# Quoted text
+ + + +
Published on Development Impact

What’s new in education research? Impact evaluations and measurement – July round-up

This page in:
Last week I shifted to a new role at the World Bank, so I’m thinking (even more) about education. I’ve written before about how much has been happening in education impact evaluation research in recent years. Two weeks ago I wrote up a conference on education systems research. Here, I want to bring together some of the interesting work that I’ve seen pop up in just the month of June. (Some of these came out earlier but came across my radar in June.)

What do teachers know? Image
Source: World Bank 2016
 
  • Going back a bit (but I just saw it), this study examines teacher knowledge in Cambodia; they also explain in detail how they test teacher mathematical knowledge, which could serve as a useful guide. They use a 30-question instrument: 6 from previous national grade 6 assessments, 12 from previous national grade 9 assessments, 6 from the international assessment TIMSS (grade 8), and 6 questions that require pedagogical content knowledge (seeing if the teacher can spot the mistake in a student’s mathematical thinking), The take away? “Teacher training center (TTC) trainers, trainees, and teachers in service have alarmingly low mathematics knowledge.”
How much do teachers matter?
  • To date, the best evidence on the value added of teachers comes from the United States. Last month, Bau and Das presented teacher value added estimates from Pakistan, “among the first estimates of teacher value added and its correlates in a low income country,” finding that “teacher quality matters as much or more for student outcomes in these contexts as in OECD countries: moving a student from a teacher in the fifth percentile to the ninety-fifth percentile leads to a 0.64 standard deviation increase in test scores, relative to a 0.39-0.55 increase in the United States.”
Are teachers happy?
+ + + +
# Working data
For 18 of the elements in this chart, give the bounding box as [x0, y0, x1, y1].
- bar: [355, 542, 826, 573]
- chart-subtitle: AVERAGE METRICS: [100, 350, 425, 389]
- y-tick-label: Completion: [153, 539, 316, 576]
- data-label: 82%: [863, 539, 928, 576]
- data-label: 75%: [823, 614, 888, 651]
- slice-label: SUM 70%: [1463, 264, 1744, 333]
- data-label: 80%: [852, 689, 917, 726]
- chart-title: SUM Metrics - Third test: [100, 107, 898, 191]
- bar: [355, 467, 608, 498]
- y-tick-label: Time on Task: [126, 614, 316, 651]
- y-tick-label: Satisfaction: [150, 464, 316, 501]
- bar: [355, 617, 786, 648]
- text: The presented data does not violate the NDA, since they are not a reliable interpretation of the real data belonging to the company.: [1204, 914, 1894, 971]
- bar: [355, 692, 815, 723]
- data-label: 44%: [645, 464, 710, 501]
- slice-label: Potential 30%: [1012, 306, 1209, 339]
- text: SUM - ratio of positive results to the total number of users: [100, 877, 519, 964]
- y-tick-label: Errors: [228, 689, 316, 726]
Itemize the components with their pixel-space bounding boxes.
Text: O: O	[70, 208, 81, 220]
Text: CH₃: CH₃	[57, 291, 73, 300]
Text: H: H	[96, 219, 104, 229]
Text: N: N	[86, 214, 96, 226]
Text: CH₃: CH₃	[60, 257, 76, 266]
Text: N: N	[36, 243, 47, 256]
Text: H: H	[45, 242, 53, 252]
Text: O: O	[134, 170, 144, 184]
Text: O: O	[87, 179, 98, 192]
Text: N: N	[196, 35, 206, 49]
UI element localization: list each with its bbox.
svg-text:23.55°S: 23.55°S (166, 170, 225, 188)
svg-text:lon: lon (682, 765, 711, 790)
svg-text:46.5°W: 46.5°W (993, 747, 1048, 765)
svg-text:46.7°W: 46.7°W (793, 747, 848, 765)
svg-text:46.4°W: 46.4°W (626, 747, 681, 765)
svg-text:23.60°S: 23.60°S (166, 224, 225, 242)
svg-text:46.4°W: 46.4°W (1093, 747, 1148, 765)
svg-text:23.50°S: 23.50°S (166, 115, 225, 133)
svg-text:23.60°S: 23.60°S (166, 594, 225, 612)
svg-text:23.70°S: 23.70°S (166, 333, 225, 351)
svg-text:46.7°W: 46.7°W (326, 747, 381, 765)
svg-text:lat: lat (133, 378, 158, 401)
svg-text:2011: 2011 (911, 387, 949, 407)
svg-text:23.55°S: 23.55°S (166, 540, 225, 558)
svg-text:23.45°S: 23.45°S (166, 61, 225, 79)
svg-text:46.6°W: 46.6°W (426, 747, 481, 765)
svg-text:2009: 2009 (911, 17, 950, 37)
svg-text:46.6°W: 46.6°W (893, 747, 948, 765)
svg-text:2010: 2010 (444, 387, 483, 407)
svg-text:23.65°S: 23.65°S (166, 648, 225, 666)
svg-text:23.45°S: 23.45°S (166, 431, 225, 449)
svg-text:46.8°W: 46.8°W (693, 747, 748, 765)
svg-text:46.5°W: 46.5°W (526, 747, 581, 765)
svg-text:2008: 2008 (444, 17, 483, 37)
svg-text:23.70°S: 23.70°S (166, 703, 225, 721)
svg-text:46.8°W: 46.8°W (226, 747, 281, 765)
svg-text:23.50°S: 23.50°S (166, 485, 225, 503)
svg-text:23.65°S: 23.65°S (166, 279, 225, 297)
+ + + +
# Short exercise 1
Could you format the entries as a JSON list of strings, one string per line and blank lines omitted, starting at the first line of the entries and ending at the line that contains "- data-label: 75%: [823, 614, 888, 651]"?
# Short exercise 2
Can you resume the education research round-up from the point where it stops?

# Task answer 1
[
  "For 18 of the elements in this chart, give the bounding box as [x0, y0, x1, y1].",
  "- bar: [355, 542, 826, 573]",
  "- chart-subtitle: AVERAGE METRICS: [100, 350, 425, 389]",
  "- y-tick-label: Completion: [153, 539, 316, 576]",
  "- data-label: 82%: [863, 539, 928, 576]",
  "- data-label: 75%: [823, 614, 888, 651]"
]

# Task answer 2
  • A study of 4,000 education sector workers in 1,200 schools in Madagascar from Burón and Lassibille shows that – unsurprisingly – teachers are more satisfied when they are (a) better paid, (b) receive training, (c) have access to pedagogical materials, and (d), when they are civil servants (i.e., contract teachers are less satisfied). Strikingly, teachers are less satisfied in schools where the school director checks in on them and discusses student learning issues with them. If you believe teacher satisfaction matters (either inherently or as a bridge to student learning), then these results matter. (Some of this could potentially be selection: teachers with better attitudes end up in better jobs.)
Information in higher education
  • There has been some recent promising research on providing information to high school students. Avitabile and de Hoyos found that providing information on the relative salaries of those who complete upper secondary (high school) versus those who complete lower secondary (middle school) increased student test scores, albeit not graduation rates.
  • In a newish study by Bonilla et al., local Colombian college graduates gave high school students an overview of the relative returns to finishing college versus finishing high school. They also provided info on options for financing tertiary education. The intervention didn’t affect tertiary enrollment rates, but it did “increase the likelihood of enrolling in a top-10 college by almost 50% of the mean.”
Does the conditionality of cash transfers matter for education?
  • New work from Akresh et al. says yes, based on a randomized trial varying conditionality in Burkina Faso: “Conditionality was linked to older children enrolling in school and attending regularly and younger children receiving preventive health check-ups.”
  • The RCT also varied distribution of payment to mothers versus fathers: “Giving cash to mothers does not lead to significantly better child health or education outcomes.”
How big are the returns to education?
  • Well, it depends on how you ask. In a survey experiment in Tanzania, Serneels et al. compare a short versus long questionnaire and find significant upward bias in Mincerian estimates of returns with the short instrument. (They find no difference in estimated returns depending on whether the respondent answers for herself or if a proxy respondent is used.) 
Can we improve early grade reading? 
  • Patrinos characterizes an early grade reading impact evaluation (RCT) in Papua New Guinea: Teachers were trained in pedagogical knowledge and skills and received regular monitoring and support. Student reading improved. 
Do school systems matter?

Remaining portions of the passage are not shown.